• Requirements: How many lines of the data hold the word "JSON"? State the number and nothing else.

# # #

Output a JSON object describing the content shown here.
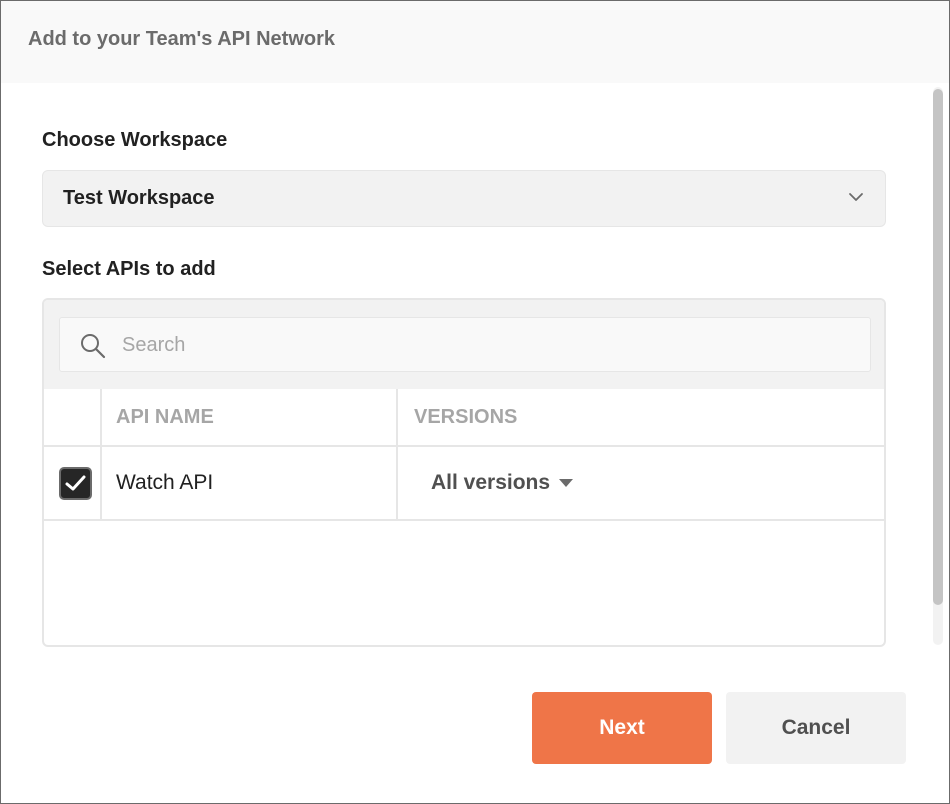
{
  "dialog": {
    "title": "Add to your Team's API Network"
  },
  "workspace": {
    "label": "Choose Workspace",
    "selected": "Test Workspace",
    "icon": "chevron-down-icon"
  },
  "apis": {
    "label": "Select APIs to add",
    "search": {
      "placeholder": "Search",
      "value": "",
      "icon": "search-icon"
    },
    "columns": [
      "API NAME",
      "VERSIONS"
    ],
    "rows": [
      {
        "checked": true,
        "name": "Watch API",
        "versions": "All versions"
      }
    ]
  },
  "actions": {
    "next_label": "Next",
    "cancel_label": "Cancel"
  },
  "colors": {
    "accent": "#ef7548",
    "checkbox_fill": "#262626",
    "panel_bg": "#f2f2f2"
  }
}
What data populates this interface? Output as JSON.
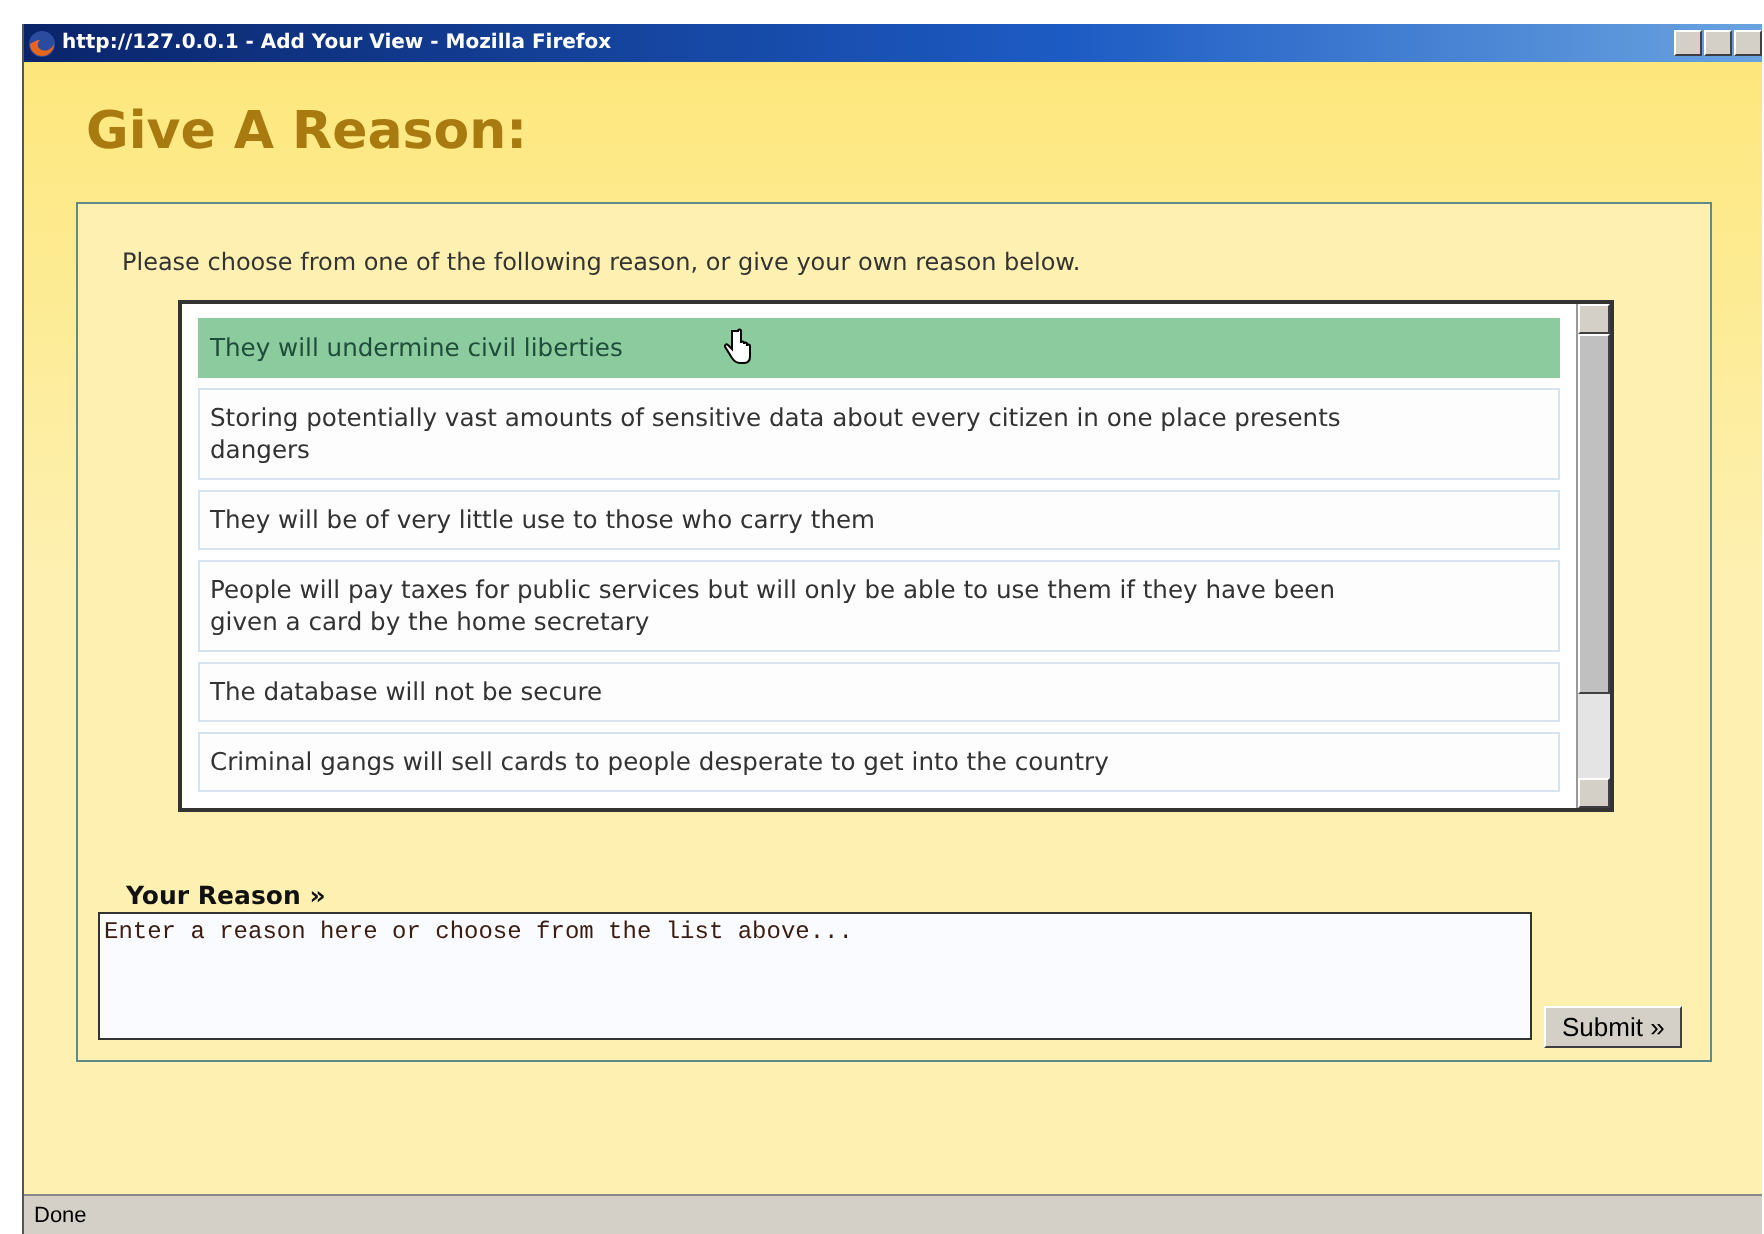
{
  "window": {
    "title": "http://127.0.0.1 - Add Your View - Mozilla Firefox"
  },
  "heading": "Give A Reason:",
  "instruction": "Please choose from one of the following reason, or give your own reason below.",
  "reasons": [
    {
      "text": "They will undermine civil liberties",
      "selected": true
    },
    {
      "text": "Storing potentially vast amounts of sensitive data about every citizen in one place presents dangers",
      "selected": false
    },
    {
      "text": "They will be of very little use to those who carry them",
      "selected": false
    },
    {
      "text": "People will pay taxes for public services but will only be able to use them if they have been given a card by the home secretary",
      "selected": false
    },
    {
      "text": "The database will not be secure",
      "selected": false
    },
    {
      "text": "Criminal gangs will sell cards to people desperate to get into the country",
      "selected": false
    }
  ],
  "reason_field": {
    "label": "Your Reason »",
    "placeholder": "Enter a reason here or choose from the list above..."
  },
  "submit_button": "Submit »",
  "status_bar": "Done"
}
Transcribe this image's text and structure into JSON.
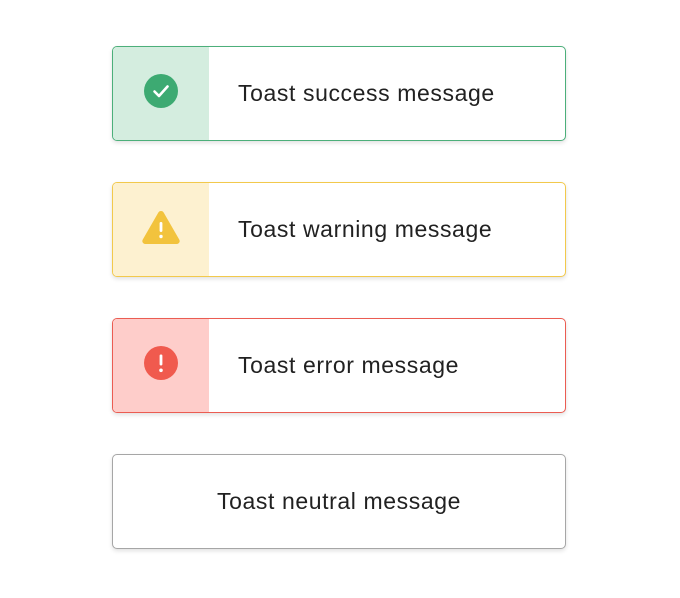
{
  "toasts": {
    "success": {
      "message": "Toast success message",
      "icon": "check-circle-icon",
      "border_color": "#4CAF7A",
      "icon_bg": "#D4EDDF",
      "icon_color": "#3DAA72"
    },
    "warning": {
      "message": "Toast warning message",
      "icon": "warning-triangle-icon",
      "border_color": "#F2C94C",
      "icon_bg": "#FDF1D0",
      "icon_color": "#F2C33D"
    },
    "error": {
      "message": "Toast error message",
      "icon": "error-circle-icon",
      "border_color": "#EB5C52",
      "icon_bg": "#FECDCA",
      "icon_color": "#F05A4E"
    },
    "neutral": {
      "message": "Toast neutral message",
      "border_color": "#A6A6A6"
    }
  }
}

# # #

• Exercise output: 3